Write the records out again, keeping each line exactly as it is.

— start Source material —

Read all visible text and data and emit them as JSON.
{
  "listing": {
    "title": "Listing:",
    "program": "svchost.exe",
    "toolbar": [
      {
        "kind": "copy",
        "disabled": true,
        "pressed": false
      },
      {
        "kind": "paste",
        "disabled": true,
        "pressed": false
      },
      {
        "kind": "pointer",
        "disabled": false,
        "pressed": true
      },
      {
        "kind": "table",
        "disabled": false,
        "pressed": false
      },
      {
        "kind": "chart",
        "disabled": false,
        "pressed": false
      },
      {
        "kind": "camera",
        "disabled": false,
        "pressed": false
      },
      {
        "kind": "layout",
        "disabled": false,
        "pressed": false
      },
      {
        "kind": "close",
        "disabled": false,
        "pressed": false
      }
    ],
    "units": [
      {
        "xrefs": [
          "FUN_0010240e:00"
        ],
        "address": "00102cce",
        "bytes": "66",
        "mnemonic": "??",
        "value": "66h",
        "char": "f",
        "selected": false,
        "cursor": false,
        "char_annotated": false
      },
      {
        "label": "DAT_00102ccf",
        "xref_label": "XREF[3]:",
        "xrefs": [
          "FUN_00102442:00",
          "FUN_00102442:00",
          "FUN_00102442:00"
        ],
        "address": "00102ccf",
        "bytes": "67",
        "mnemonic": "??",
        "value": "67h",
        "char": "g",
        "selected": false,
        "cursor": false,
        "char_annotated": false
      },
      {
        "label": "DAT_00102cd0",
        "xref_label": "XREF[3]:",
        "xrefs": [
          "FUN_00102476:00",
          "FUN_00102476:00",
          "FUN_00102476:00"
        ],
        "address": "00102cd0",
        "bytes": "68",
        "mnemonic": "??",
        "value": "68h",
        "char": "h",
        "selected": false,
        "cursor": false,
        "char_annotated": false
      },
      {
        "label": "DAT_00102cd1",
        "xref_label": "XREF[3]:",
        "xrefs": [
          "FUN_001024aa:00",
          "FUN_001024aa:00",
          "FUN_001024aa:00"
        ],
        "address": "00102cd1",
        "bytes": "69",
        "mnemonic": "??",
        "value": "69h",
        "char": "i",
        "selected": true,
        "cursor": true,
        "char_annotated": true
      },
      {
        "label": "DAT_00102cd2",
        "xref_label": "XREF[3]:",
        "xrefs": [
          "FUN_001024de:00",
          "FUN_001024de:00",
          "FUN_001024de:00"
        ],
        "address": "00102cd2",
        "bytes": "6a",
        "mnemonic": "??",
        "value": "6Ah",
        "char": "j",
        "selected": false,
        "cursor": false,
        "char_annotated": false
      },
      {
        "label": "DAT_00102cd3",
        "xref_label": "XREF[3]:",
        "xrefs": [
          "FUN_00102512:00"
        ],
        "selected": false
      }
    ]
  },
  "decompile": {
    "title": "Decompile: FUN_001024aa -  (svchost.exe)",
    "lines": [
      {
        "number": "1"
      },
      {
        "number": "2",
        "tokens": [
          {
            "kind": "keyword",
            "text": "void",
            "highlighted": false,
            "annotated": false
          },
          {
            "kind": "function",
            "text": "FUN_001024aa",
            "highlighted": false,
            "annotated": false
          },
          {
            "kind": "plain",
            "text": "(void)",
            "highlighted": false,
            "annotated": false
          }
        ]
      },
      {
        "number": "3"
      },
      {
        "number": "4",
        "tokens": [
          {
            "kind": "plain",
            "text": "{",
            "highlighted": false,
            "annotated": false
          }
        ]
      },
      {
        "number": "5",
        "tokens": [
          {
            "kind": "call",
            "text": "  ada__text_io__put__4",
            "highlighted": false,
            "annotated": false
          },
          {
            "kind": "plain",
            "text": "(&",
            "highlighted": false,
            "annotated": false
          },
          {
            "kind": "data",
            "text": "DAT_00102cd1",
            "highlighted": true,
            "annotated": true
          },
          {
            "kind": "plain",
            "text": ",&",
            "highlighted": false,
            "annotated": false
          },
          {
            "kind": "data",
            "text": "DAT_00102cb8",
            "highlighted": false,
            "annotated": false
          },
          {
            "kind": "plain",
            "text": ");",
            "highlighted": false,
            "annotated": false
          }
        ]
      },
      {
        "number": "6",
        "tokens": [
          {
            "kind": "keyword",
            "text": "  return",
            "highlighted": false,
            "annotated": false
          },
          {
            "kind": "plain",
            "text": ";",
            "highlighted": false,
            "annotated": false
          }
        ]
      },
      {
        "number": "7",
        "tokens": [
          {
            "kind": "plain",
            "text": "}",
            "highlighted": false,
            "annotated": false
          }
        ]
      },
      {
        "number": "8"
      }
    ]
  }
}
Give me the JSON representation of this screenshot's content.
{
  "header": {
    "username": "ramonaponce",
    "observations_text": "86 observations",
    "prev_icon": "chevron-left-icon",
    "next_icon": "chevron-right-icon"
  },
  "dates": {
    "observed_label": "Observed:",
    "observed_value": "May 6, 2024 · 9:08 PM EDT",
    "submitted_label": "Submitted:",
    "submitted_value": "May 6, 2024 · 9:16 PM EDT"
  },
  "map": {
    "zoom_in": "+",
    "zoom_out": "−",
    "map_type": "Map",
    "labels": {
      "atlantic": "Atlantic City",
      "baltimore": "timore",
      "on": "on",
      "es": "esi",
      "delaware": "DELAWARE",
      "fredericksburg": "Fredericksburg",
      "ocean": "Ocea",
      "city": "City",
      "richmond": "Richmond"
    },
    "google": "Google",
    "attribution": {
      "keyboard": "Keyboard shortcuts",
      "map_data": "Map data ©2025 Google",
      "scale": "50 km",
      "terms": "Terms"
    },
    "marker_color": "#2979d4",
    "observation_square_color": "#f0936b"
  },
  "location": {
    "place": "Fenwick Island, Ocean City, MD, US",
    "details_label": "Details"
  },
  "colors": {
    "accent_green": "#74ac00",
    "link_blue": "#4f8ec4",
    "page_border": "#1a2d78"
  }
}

— end Source material —

> _Response_
Read all visible text and data and emit them as JSON.
{
  "listing": {
    "title": "Listing:",
    "program": "svchost.exe",
    "toolbar": [
      {
        "kind": "copy",
        "disabled": true,
        "pressed": false
      },
      {
        "kind": "paste",
        "disabled": true,
        "pressed": false
      },
      {
        "kind": "pointer",
        "disabled": false,
        "pressed": true
      },
      {
        "kind": "table",
        "disabled": false,
        "pressed": false
      },
      {
        "kind": "chart",
        "disabled": false,
        "pressed": false
      },
      {
        "kind": "camera",
        "disabled": false,
        "pressed": false
      },
      {
        "kind": "layout",
        "disabled": false,
        "pressed": false
      },
      {
        "kind": "close",
        "disabled": false,
        "pressed": false
      }
    ],
    "units": [
      {
        "xrefs": [
          "FUN_0010240e:00"
        ],
        "address": "00102cce",
        "bytes": "66",
        "mnemonic": "??",
        "value": "66h",
        "char": "f",
        "selected": false,
        "cursor": false,
        "char_annotated": false
      },
      {
        "label": "DAT_00102ccf",
        "xref_label": "XREF[3]:",
        "xrefs": [
          "FUN_00102442:00",
          "FUN_00102442:00",
          "FUN_00102442:00"
        ],
        "address": "00102ccf",
        "bytes": "67",
        "mnemonic": "??",
        "value": "67h",
        "char": "g",
        "selected": false,
        "cursor": false,
        "char_annotated": false
      },
      {
        "label": "DAT_00102cd0",
        "xref_label": "XREF[3]:",
        "xrefs": [
          "FUN_00102476:00",
          "FUN_00102476:00",
          "FUN_00102476:00"
        ],
        "address": "00102cd0",
        "bytes": "68",
        "mnemonic": "??",
        "value": "68h",
        "char": "h",
        "selected": false,
        "cursor": false,
        "char_annotated": false
      },
      {
        "label": "DAT_00102cd1",
        "xref_label": "XREF[3]:",
        "xrefs": [
          "FUN_001024aa:00",
          "FUN_001024aa:00",
          "FUN_001024aa:00"
        ],
        "address": "00102cd1",
        "bytes": "69",
        "mnemonic": "??",
        "value": "69h",
        "char": "i",
        "selected": true,
        "cursor": true,
        "char_annotated": true
      },
      {
        "label": "DAT_00102cd2",
        "xref_label": "XREF[3]:",
        "xrefs": [
          "FUN_001024de:00",
          "FUN_001024de:00",
          "FUN_001024de:00"
        ],
        "address": "00102cd2",
        "bytes": "6a",
        "mnemonic": "??",
        "value": "6Ah",
        "char": "j",
        "selected": false,
        "cursor": false,
        "char_annotated": false
      },
      {
        "label": "DAT_00102cd3",
        "xref_label": "XREF[3]:",
        "xrefs": [
          "FUN_00102512:00"
        ],
        "selected": false
      }
    ]
  },
  "decompile": {
    "title": "Decompile: FUN_001024aa -  (svchost.exe)",
    "lines": [
      {
        "number": "1"
      },
      {
        "number": "2",
        "tokens": [
          {
            "kind": "keyword",
            "text": "void",
            "highlighted": false,
            "annotated": false
          },
          {
            "kind": "function",
            "text": "FUN_001024aa",
            "highlighted": false,
            "annotated": false
          },
          {
            "kind": "plain",
            "text": "(void)",
            "highlighted": false,
            "annotated": false
          }
        ]
      },
      {
        "number": "3"
      },
      {
        "number": "4",
        "tokens": [
          {
            "kind": "plain",
            "text": "{",
            "highlighted": false,
            "annotated": false
          }
        ]
      },
      {
        "number": "5",
        "tokens": [
          {
            "kind": "call",
            "text": "  ada__text_io__put__4",
            "highlighted": false,
            "annotated": false
          },
          {
            "kind": "plain",
            "text": "(&",
            "highlighted": false,
            "annotated": false
          },
          {
            "kind": "data",
            "text": "DAT_00102cd1",
            "highlighted": true,
            "annotated": true
          },
          {
            "kind": "plain",
            "text": ",&",
            "highlighted": false,
            "annotated": false
          },
          {
            "kind": "data",
            "text": "DAT_00102cb8",
            "highlighted": false,
            "annotated": false
          },
          {
            "kind": "plain",
            "text": ");",
            "highlighted": false,
            "annotated": false
          }
        ]
      },
      {
        "number": "6",
        "tokens": [
          {
            "kind": "keyword",
            "text": "  return",
            "highlighted": false,
            "annotated": false
          },
          {
            "kind": "plain",
            "text": ";",
            "highlighted": false,
            "annotated": false
          }
        ]
      },
      {
        "number": "7",
        "tokens": [
          {
            "kind": "plain",
            "text": "}",
            "highlighted": false,
            "annotated": false
          }
        ]
      },
      {
        "number": "8"
      }
    ]
  }
}
Give me the JSON representation of this screenshot's content.
{
  "header": {
    "username": "ramonaponce",
    "observations_text": "86 observations",
    "prev_icon": "chevron-left-icon",
    "next_icon": "chevron-right-icon"
  },
  "dates": {
    "observed_label": "Observed:",
    "observed_value": "May 6, 2024 · 9:08 PM EDT",
    "submitted_label": "Submitted:",
    "submitted_value": "May 6, 2024 · 9:16 PM EDT"
  },
  "map": {
    "zoom_in": "+",
    "zoom_out": "−",
    "map_type": "Map",
    "labels": {
      "atlantic": "Atlantic City",
      "baltimore": "timore",
      "on": "on",
      "es": "esi",
      "delaware": "DELAWARE",
      "fredericksburg": "Fredericksburg",
      "ocean": "Ocea",
      "city": "City",
      "richmond": "Richmond"
    },
    "google": "Google",
    "attribution": {
      "keyboard": "Keyboard shortcuts",
      "map_data": "Map data ©2025 Google",
      "scale": "50 km",
      "terms": "Terms"
    },
    "marker_color": "#2979d4",
    "observation_square_color": "#f0936b"
  },
  "location": {
    "place": "Fenwick Island, Ocean City, MD, US",
    "details_label": "Details"
  },
  "colors": {
    "accent_green": "#74ac00",
    "link_blue": "#4f8ec4",
    "page_border": "#1a2d78"
  }
}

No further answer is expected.